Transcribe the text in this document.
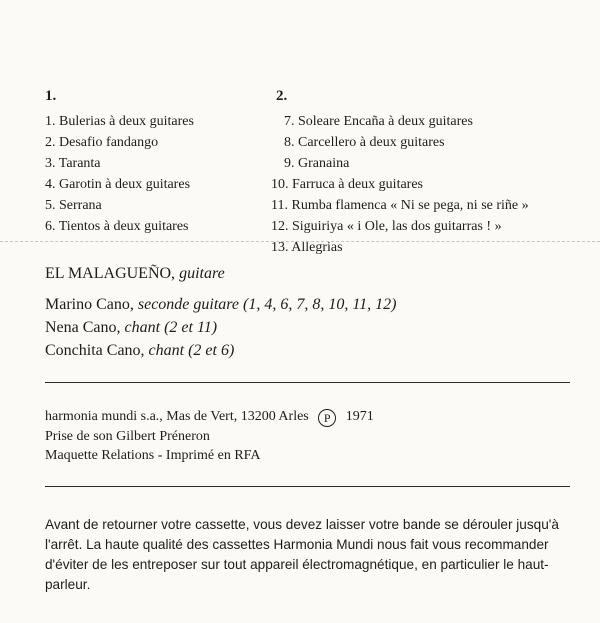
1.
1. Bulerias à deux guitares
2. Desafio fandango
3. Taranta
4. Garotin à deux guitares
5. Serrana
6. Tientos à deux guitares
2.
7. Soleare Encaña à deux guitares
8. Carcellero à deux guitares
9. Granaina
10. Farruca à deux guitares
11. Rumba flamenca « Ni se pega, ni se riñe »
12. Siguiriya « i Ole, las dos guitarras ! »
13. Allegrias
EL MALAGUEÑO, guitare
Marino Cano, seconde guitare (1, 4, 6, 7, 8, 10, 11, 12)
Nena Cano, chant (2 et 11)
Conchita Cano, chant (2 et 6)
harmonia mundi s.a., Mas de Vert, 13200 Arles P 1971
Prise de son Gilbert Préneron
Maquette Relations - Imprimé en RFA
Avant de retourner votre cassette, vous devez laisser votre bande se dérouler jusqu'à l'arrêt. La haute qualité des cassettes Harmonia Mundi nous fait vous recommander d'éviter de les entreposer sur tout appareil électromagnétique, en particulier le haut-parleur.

◆ Given problem ◆
Print the entries above exactly, taking out only the pictures.

◆ Reply ◆
Transcribe the text in this document.
1.
1. Bulerias à deux guitares
2. Desafio fandango
3. Taranta
4. Garotin à deux guitares
5. Serrana
6. Tientos à deux guitares
2.
7. Soleare Encaña à deux guitares
8. Carcellero à deux guitares
9. Granaina
10. Farruca à deux guitares
11. Rumba flamenca « Ni se pega, ni se riñe »
12. Siguiriya « i Ole, las dos guitarras ! »
13. Allegrias
EL MALAGUEÑO, guitare
Marino Cano, seconde guitare (1, 4, 6, 7, 8, 10, 11, 12)
Nena Cano, chant (2 et 11)
Conchita Cano, chant (2 et 6)
harmonia mundi s.a., Mas de Vert, 13200 Arles P 1971
Prise de son Gilbert Préneron
Maquette Relations - Imprimé en RFA
Avant de retourner votre cassette, vous devez laisser votre bande se dérouler jusqu'à l'arrêt. La haute qualité des cassettes Harmonia Mundi nous fait vous recommander d'éviter de les entreposer sur tout appareil électromagnétique, en particulier le haut-parleur.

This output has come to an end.